** EXERCISE REQUIREMENTS **
Below are records to repeat exactly. Omit the pictures from the copy.

** MATERIAL TO PROCESS **
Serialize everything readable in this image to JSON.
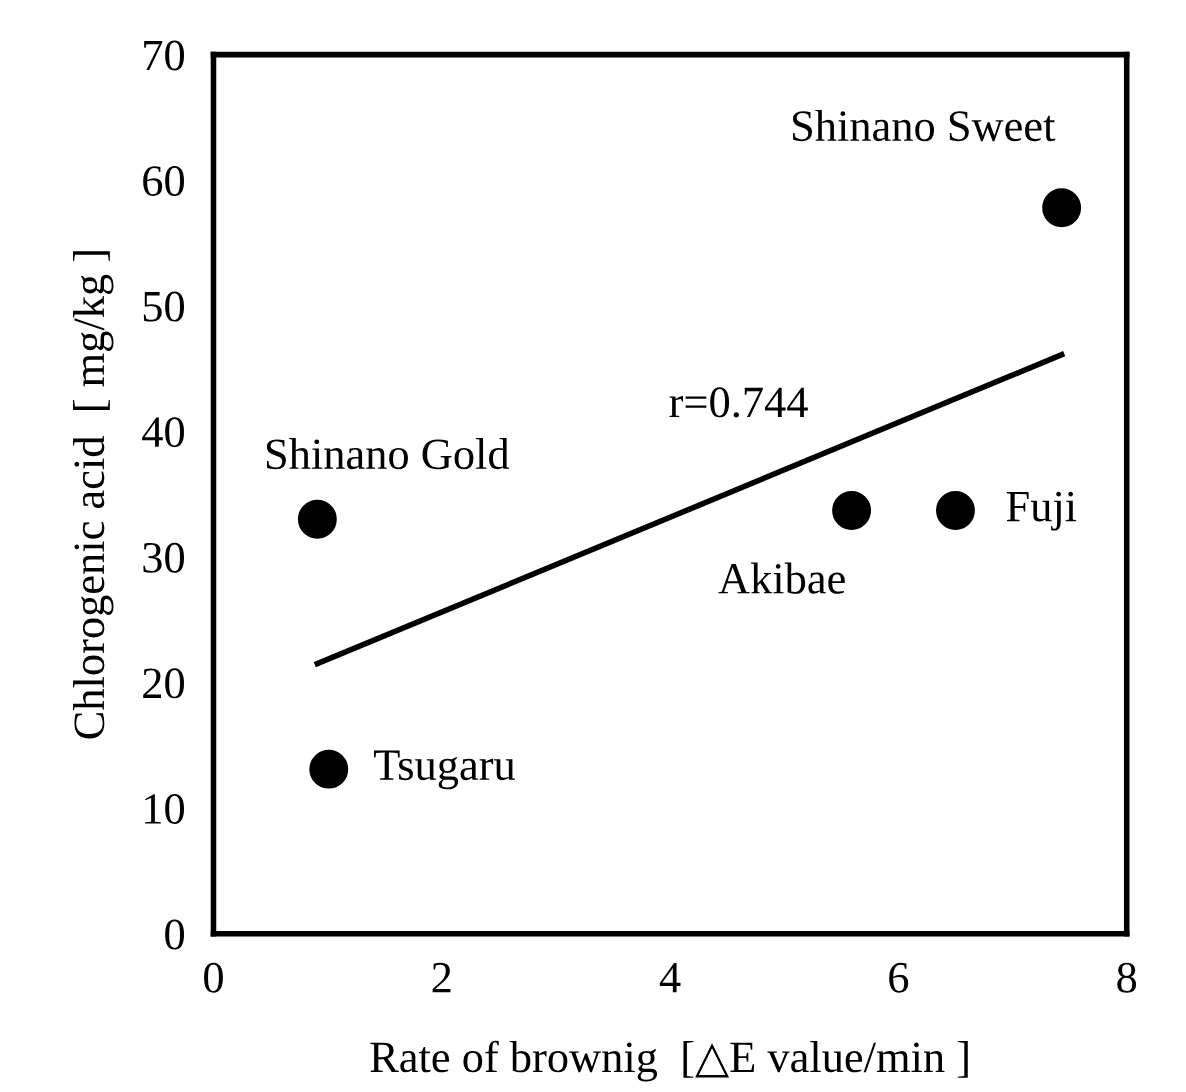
{
  "chart_data": {
    "type": "scatter",
    "xlabel": "Rate of brownig  [△E value/min ]",
    "ylabel": "Chlorogenic acid  [ mg/kg ]",
    "xlim": [
      0,
      8
    ],
    "ylim": [
      0,
      70
    ],
    "xticks": [
      0,
      2,
      4,
      6,
      8
    ],
    "yticks": [
      0,
      10,
      20,
      30,
      40,
      50,
      60,
      70
    ],
    "grid": false,
    "legend": false,
    "series": [
      {
        "marker": "circle",
        "color": "#000000",
        "x": [
          0.91,
          1.01,
          5.59,
          6.5,
          7.43
        ],
        "values": [
          33.0,
          13.1,
          33.7,
          33.7,
          57.8
        ]
      },
      {
        "type": "line",
        "color": "#000000",
        "line_style": "solid",
        "marker": "none",
        "x": [
          0.91,
          7.43
        ],
        "values": [
          21.5,
          46.1
        ]
      }
    ],
    "annotations": [
      {
        "text": "Shinano Gold",
        "x": 0.91,
        "y": 33.0
      },
      {
        "text": "Tsugaru",
        "x": 1.01,
        "y": 13.1
      },
      {
        "text": "Akibae",
        "x": 5.59,
        "y": 33.7
      },
      {
        "text": "Fuji",
        "x": 6.5,
        "y": 33.7
      },
      {
        "text": "Shinano Sweet",
        "x": 7.43,
        "y": 57.8
      },
      "r=0.744"
    ]
  }
}
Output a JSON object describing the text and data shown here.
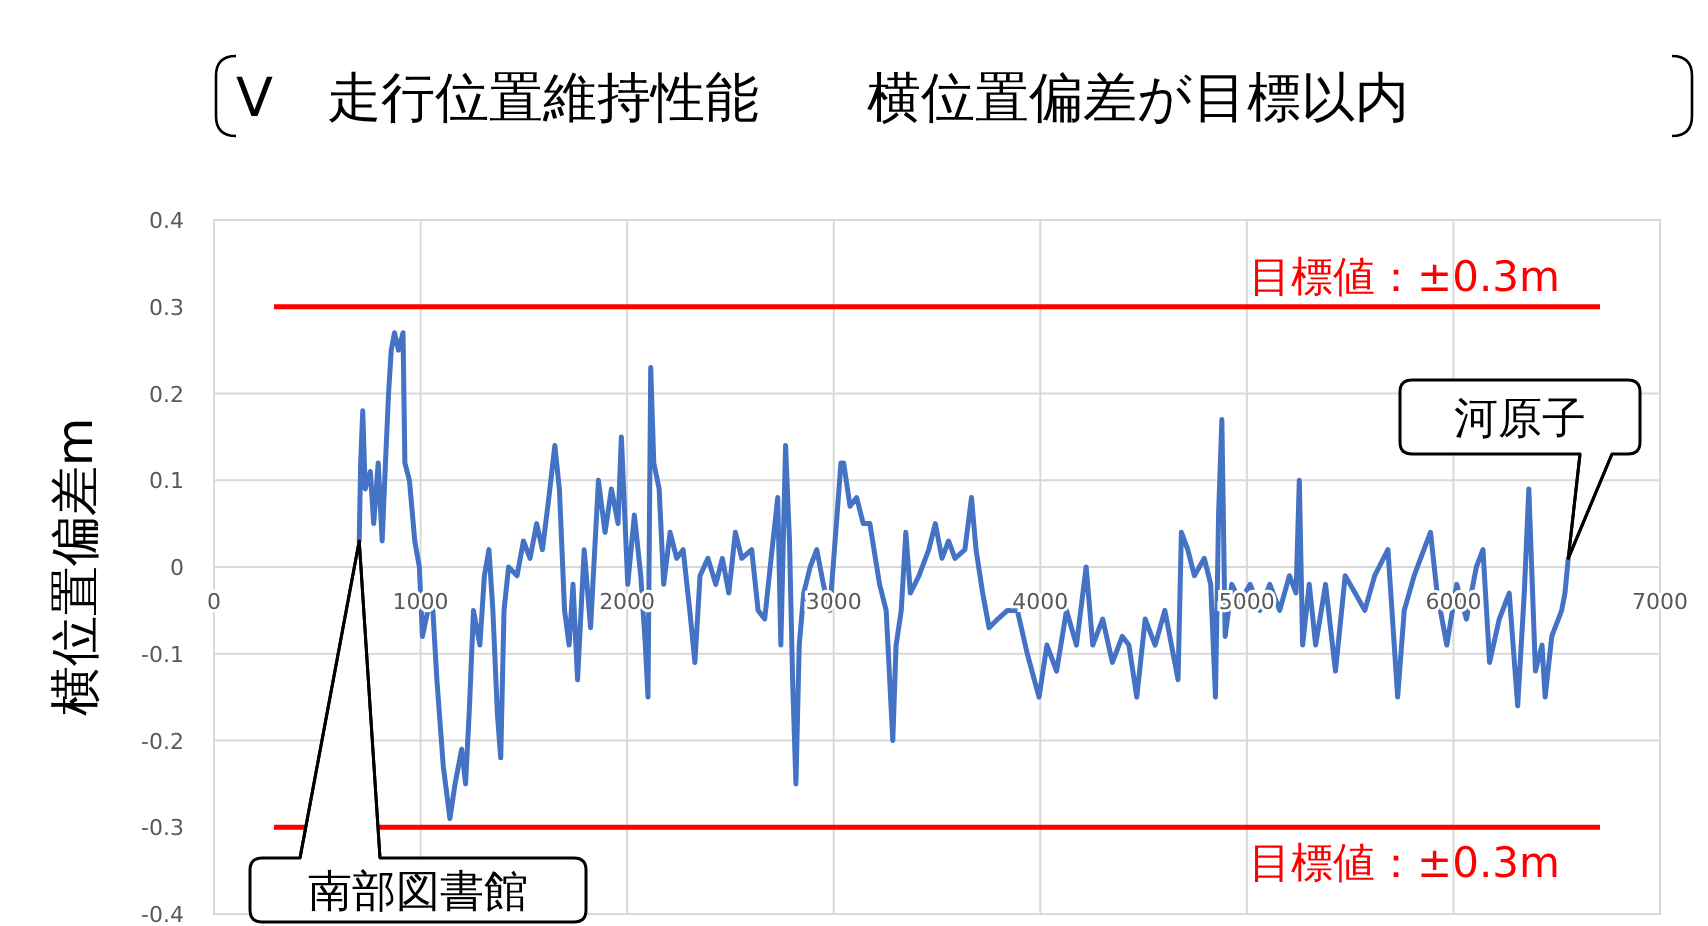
{
  "chart_data": {
    "type": "line",
    "title": "V　走行位置維持性能　　横位置偏差が目標以内",
    "ylabel": "横位置偏差m",
    "xlim": [
      0,
      7000
    ],
    "xticks": [
      0,
      1000,
      2000,
      3000,
      4000,
      5000,
      6000,
      7000
    ],
    "ylim": [
      -0.4,
      0.4
    ],
    "yticks": [
      -0.4,
      -0.3,
      -0.2,
      -0.1,
      0,
      0.1,
      0.2,
      0.3,
      0.4
    ],
    "grid": true,
    "marker": "none",
    "line_style": "solid",
    "series": [
      {
        "color": "#4472c4",
        "x": [
          703,
          710,
          720,
          732,
          757,
          773,
          795,
          814,
          830,
          845,
          858,
          874,
          893,
          915,
          924,
          946,
          972,
          994,
          1009,
          1035,
          1057,
          1079,
          1110,
          1142,
          1167,
          1199,
          1218,
          1237,
          1256,
          1287,
          1309,
          1331,
          1350,
          1372,
          1388,
          1404,
          1426,
          1467,
          1498,
          1530,
          1562,
          1590,
          1621,
          1650,
          1672,
          1697,
          1719,
          1738,
          1760,
          1792,
          1823,
          1861,
          1893,
          1924,
          1956,
          1972,
          2003,
          2035,
          2066,
          2088,
          2101,
          2114,
          2129,
          2155,
          2177,
          2208,
          2240,
          2271,
          2303,
          2328,
          2353,
          2391,
          2429,
          2461,
          2492,
          2524,
          2555,
          2603,
          2634,
          2666,
          2697,
          2729,
          2744,
          2767,
          2786,
          2801,
          2817,
          2833,
          2855,
          2886,
          2918,
          2950,
          2981,
          3013,
          3035,
          3048,
          3079,
          3111,
          3143,
          3175,
          3222,
          3254,
          3286,
          3302,
          3327,
          3349,
          3371,
          3413,
          3460,
          3492,
          3524,
          3556,
          3587,
          3635,
          3667,
          3689,
          3721,
          3752,
          3794,
          3841,
          3889,
          3937,
          3994,
          4032,
          4079,
          4127,
          4175,
          4222,
          4254,
          4302,
          4349,
          4397,
          4429,
          4467,
          4508,
          4556,
          4603,
          4635,
          4667,
          4683,
          4714,
          4746,
          4794,
          4825,
          4848,
          4863,
          4879,
          4895,
          4927,
          4968,
          5016,
          5063,
          5111,
          5159,
          5206,
          5238,
          5254,
          5270,
          5302,
          5333,
          5381,
          5429,
          5476,
          5524,
          5571,
          5619,
          5683,
          5730,
          5762,
          5810,
          5857,
          5889,
          5921,
          5968,
          6016,
          6063,
          6111,
          6143,
          6175,
          6222,
          6270,
          6311,
          6343,
          6365,
          6397,
          6429,
          6444,
          6476,
          6524,
          6540,
          6556
        ],
        "values": [
          0.03,
          0.12,
          0.18,
          0.09,
          0.11,
          0.05,
          0.12,
          0.03,
          0.12,
          0.2,
          0.25,
          0.27,
          0.25,
          0.27,
          0.12,
          0.1,
          0.03,
          0,
          -0.08,
          -0.05,
          -0.04,
          -0.13,
          -0.23,
          -0.29,
          -0.25,
          -0.21,
          -0.25,
          -0.16,
          -0.05,
          -0.09,
          -0.01,
          0.02,
          -0.05,
          -0.17,
          -0.22,
          -0.05,
          0,
          -0.01,
          0.03,
          0.01,
          0.05,
          0.02,
          0.08,
          0.14,
          0.09,
          -0.05,
          -0.09,
          -0.02,
          -0.13,
          0.02,
          -0.07,
          0.1,
          0.04,
          0.09,
          0.05,
          0.15,
          -0.02,
          0.06,
          -0.01,
          -0.09,
          -0.15,
          0.23,
          0.12,
          0.09,
          -0.02,
          0.04,
          0.01,
          0.02,
          -0.05,
          -0.11,
          -0.01,
          0.01,
          -0.02,
          0.01,
          -0.03,
          0.04,
          0.01,
          0.02,
          -0.05,
          -0.06,
          0.01,
          0.08,
          -0.09,
          0.14,
          0.03,
          -0.13,
          -0.25,
          -0.09,
          -0.03,
          0,
          0.02,
          -0.02,
          -0.05,
          0.05,
          0.12,
          0.12,
          0.07,
          0.08,
          0.05,
          0.05,
          -0.02,
          -0.05,
          -0.2,
          -0.09,
          -0.05,
          0.04,
          -0.03,
          -0.01,
          0.02,
          0.05,
          0.01,
          0.03,
          0.01,
          0.02,
          0.08,
          0.02,
          -0.03,
          -0.07,
          -0.06,
          -0.05,
          -0.05,
          -0.1,
          -0.15,
          -0.09,
          -0.12,
          -0.05,
          -0.09,
          0,
          -0.09,
          -0.06,
          -0.11,
          -0.08,
          -0.09,
          -0.15,
          -0.06,
          -0.09,
          -0.05,
          -0.09,
          -0.13,
          0.04,
          0.02,
          -0.01,
          0.01,
          -0.02,
          -0.15,
          0.06,
          0.17,
          -0.08,
          -0.02,
          -0.04,
          -0.02,
          -0.05,
          -0.02,
          -0.05,
          -0.01,
          -0.03,
          0.1,
          -0.09,
          -0.02,
          -0.09,
          -0.02,
          -0.12,
          -0.01,
          -0.03,
          -0.05,
          -0.01,
          0.02,
          -0.15,
          -0.05,
          -0.01,
          0.02,
          0.04,
          -0.03,
          -0.09,
          -0.02,
          -0.06,
          0,
          0.02,
          -0.11,
          -0.06,
          -0.03,
          -0.16,
          -0.03,
          0.09,
          -0.12,
          -0.09,
          -0.15,
          -0.08,
          -0.05,
          -0.03,
          0.01
        ]
      }
    ],
    "ref_lines": [
      {
        "axis": "y",
        "value": 0.3,
        "label": "目標値：±0.3m",
        "color": "#ff0000"
      },
      {
        "axis": "y",
        "value": -0.3,
        "label": "目標値：±0.3m",
        "color": "#ff0000"
      }
    ],
    "annotations": [
      "南部図書館",
      {
        "text": "河原子",
        "x": 6556,
        "y": 0.01
      }
    ]
  }
}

** OUTPUT BELOW **
Serialize everything readable in this image to JSON.
{
  "chart_data": {
    "type": "scatter",
    "xlabel": "Rate of brownig  [△E value/min ]",
    "ylabel": "Chlorogenic acid  [ mg/kg ]",
    "xlim": [
      0,
      8
    ],
    "ylim": [
      0,
      70
    ],
    "xticks": [
      0,
      2,
      4,
      6,
      8
    ],
    "yticks": [
      0,
      10,
      20,
      30,
      40,
      50,
      60,
      70
    ],
    "grid": false,
    "legend": false,
    "series": [
      {
        "marker": "circle",
        "color": "#000000",
        "x": [
          0.91,
          1.01,
          5.59,
          6.5,
          7.43
        ],
        "values": [
          33.0,
          13.1,
          33.7,
          33.7,
          57.8
        ]
      },
      {
        "type": "line",
        "color": "#000000",
        "line_style": "solid",
        "marker": "none",
        "x": [
          0.91,
          7.43
        ],
        "values": [
          21.5,
          46.1
        ]
      }
    ],
    "annotations": [
      {
        "text": "Shinano Gold",
        "x": 0.91,
        "y": 33.0
      },
      {
        "text": "Tsugaru",
        "x": 1.01,
        "y": 13.1
      },
      {
        "text": "Akibae",
        "x": 5.59,
        "y": 33.7
      },
      {
        "text": "Fuji",
        "x": 6.5,
        "y": 33.7
      },
      {
        "text": "Shinano Sweet",
        "x": 7.43,
        "y": 57.8
      },
      "r=0.744"
    ]
  }
}
Output a JSON object describing the text and data shown here.
{
  "chart_data": {
    "type": "line",
    "title": "V　走行位置維持性能　　横位置偏差が目標以内",
    "ylabel": "横位置偏差m",
    "xlim": [
      0,
      7000
    ],
    "xticks": [
      0,
      1000,
      2000,
      3000,
      4000,
      5000,
      6000,
      7000
    ],
    "ylim": [
      -0.4,
      0.4
    ],
    "yticks": [
      -0.4,
      -0.3,
      -0.2,
      -0.1,
      0,
      0.1,
      0.2,
      0.3,
      0.4
    ],
    "grid": true,
    "marker": "none",
    "line_style": "solid",
    "series": [
      {
        "color": "#4472c4",
        "x": [
          703,
          710,
          720,
          732,
          757,
          773,
          795,
          814,
          830,
          845,
          858,
          874,
          893,
          915,
          924,
          946,
          972,
          994,
          1009,
          1035,
          1057,
          1079,
          1110,
          1142,
          1167,
          1199,
          1218,
          1237,
          1256,
          1287,
          1309,
          1331,
          1350,
          1372,
          1388,
          1404,
          1426,
          1467,
          1498,
          1530,
          1562,
          1590,
          1621,
          1650,
          1672,
          1697,
          1719,
          1738,
          1760,
          1792,
          1823,
          1861,
          1893,
          1924,
          1956,
          1972,
          2003,
          2035,
          2066,
          2088,
          2101,
          2114,
          2129,
          2155,
          2177,
          2208,
          2240,
          2271,
          2303,
          2328,
          2353,
          2391,
          2429,
          2461,
          2492,
          2524,
          2555,
          2603,
          2634,
          2666,
          2697,
          2729,
          2744,
          2767,
          2786,
          2801,
          2817,
          2833,
          2855,
          2886,
          2918,
          2950,
          2981,
          3013,
          3035,
          3048,
          3079,
          3111,
          3143,
          3175,
          3222,
          3254,
          3286,
          3302,
          3327,
          3349,
          3371,
          3413,
          3460,
          3492,
          3524,
          3556,
          3587,
          3635,
          3667,
          3689,
          3721,
          3752,
          3794,
          3841,
          3889,
          3937,
          3994,
          4032,
          4079,
          4127,
          4175,
          4222,
          4254,
          4302,
          4349,
          4397,
          4429,
          4467,
          4508,
          4556,
          4603,
          4635,
          4667,
          4683,
          4714,
          4746,
          4794,
          4825,
          4848,
          4863,
          4879,
          4895,
          4927,
          4968,
          5016,
          5063,
          5111,
          5159,
          5206,
          5238,
          5254,
          5270,
          5302,
          5333,
          5381,
          5429,
          5476,
          5524,
          5571,
          5619,
          5683,
          5730,
          5762,
          5810,
          5857,
          5889,
          5921,
          5968,
          6016,
          6063,
          6111,
          6143,
          6175,
          6222,
          6270,
          6311,
          6343,
          6365,
          6397,
          6429,
          6444,
          6476,
          6524,
          6540,
          6556
        ],
        "values": [
          0.03,
          0.12,
          0.18,
          0.09,
          0.11,
          0.05,
          0.12,
          0.03,
          0.12,
          0.2,
          0.25,
          0.27,
          0.25,
          0.27,
          0.12,
          0.1,
          0.03,
          0,
          -0.08,
          -0.05,
          -0.04,
          -0.13,
          -0.23,
          -0.29,
          -0.25,
          -0.21,
          -0.25,
          -0.16,
          -0.05,
          -0.09,
          -0.01,
          0.02,
          -0.05,
          -0.17,
          -0.22,
          -0.05,
          0,
          -0.01,
          0.03,
          0.01,
          0.05,
          0.02,
          0.08,
          0.14,
          0.09,
          -0.05,
          -0.09,
          -0.02,
          -0.13,
          0.02,
          -0.07,
          0.1,
          0.04,
          0.09,
          0.05,
          0.15,
          -0.02,
          0.06,
          -0.01,
          -0.09,
          -0.15,
          0.23,
          0.12,
          0.09,
          -0.02,
          0.04,
          0.01,
          0.02,
          -0.05,
          -0.11,
          -0.01,
          0.01,
          -0.02,
          0.01,
          -0.03,
          0.04,
          0.01,
          0.02,
          -0.05,
          -0.06,
          0.01,
          0.08,
          -0.09,
          0.14,
          0.03,
          -0.13,
          -0.25,
          -0.09,
          -0.03,
          0,
          0.02,
          -0.02,
          -0.05,
          0.05,
          0.12,
          0.12,
          0.07,
          0.08,
          0.05,
          0.05,
          -0.02,
          -0.05,
          -0.2,
          -0.09,
          -0.05,
          0.04,
          -0.03,
          -0.01,
          0.02,
          0.05,
          0.01,
          0.03,
          0.01,
          0.02,
          0.08,
          0.02,
          -0.03,
          -0.07,
          -0.06,
          -0.05,
          -0.05,
          -0.1,
          -0.15,
          -0.09,
          -0.12,
          -0.05,
          -0.09,
          0,
          -0.09,
          -0.06,
          -0.11,
          -0.08,
          -0.09,
          -0.15,
          -0.06,
          -0.09,
          -0.05,
          -0.09,
          -0.13,
          0.04,
          0.02,
          -0.01,
          0.01,
          -0.02,
          -0.15,
          0.06,
          0.17,
          -0.08,
          -0.02,
          -0.04,
          -0.02,
          -0.05,
          -0.02,
          -0.05,
          -0.01,
          -0.03,
          0.1,
          -0.09,
          -0.02,
          -0.09,
          -0.02,
          -0.12,
          -0.01,
          -0.03,
          -0.05,
          -0.01,
          0.02,
          -0.15,
          -0.05,
          -0.01,
          0.02,
          0.04,
          -0.03,
          -0.09,
          -0.02,
          -0.06,
          0,
          0.02,
          -0.11,
          -0.06,
          -0.03,
          -0.16,
          -0.03,
          0.09,
          -0.12,
          -0.09,
          -0.15,
          -0.08,
          -0.05,
          -0.03,
          0.01
        ]
      }
    ],
    "ref_lines": [
      {
        "axis": "y",
        "value": 0.3,
        "label": "目標値：±0.3m",
        "color": "#ff0000"
      },
      {
        "axis": "y",
        "value": -0.3,
        "label": "目標値：±0.3m",
        "color": "#ff0000"
      }
    ],
    "annotations": [
      "南部図書館",
      {
        "text": "河原子",
        "x": 6556,
        "y": 0.01
      }
    ]
  }
}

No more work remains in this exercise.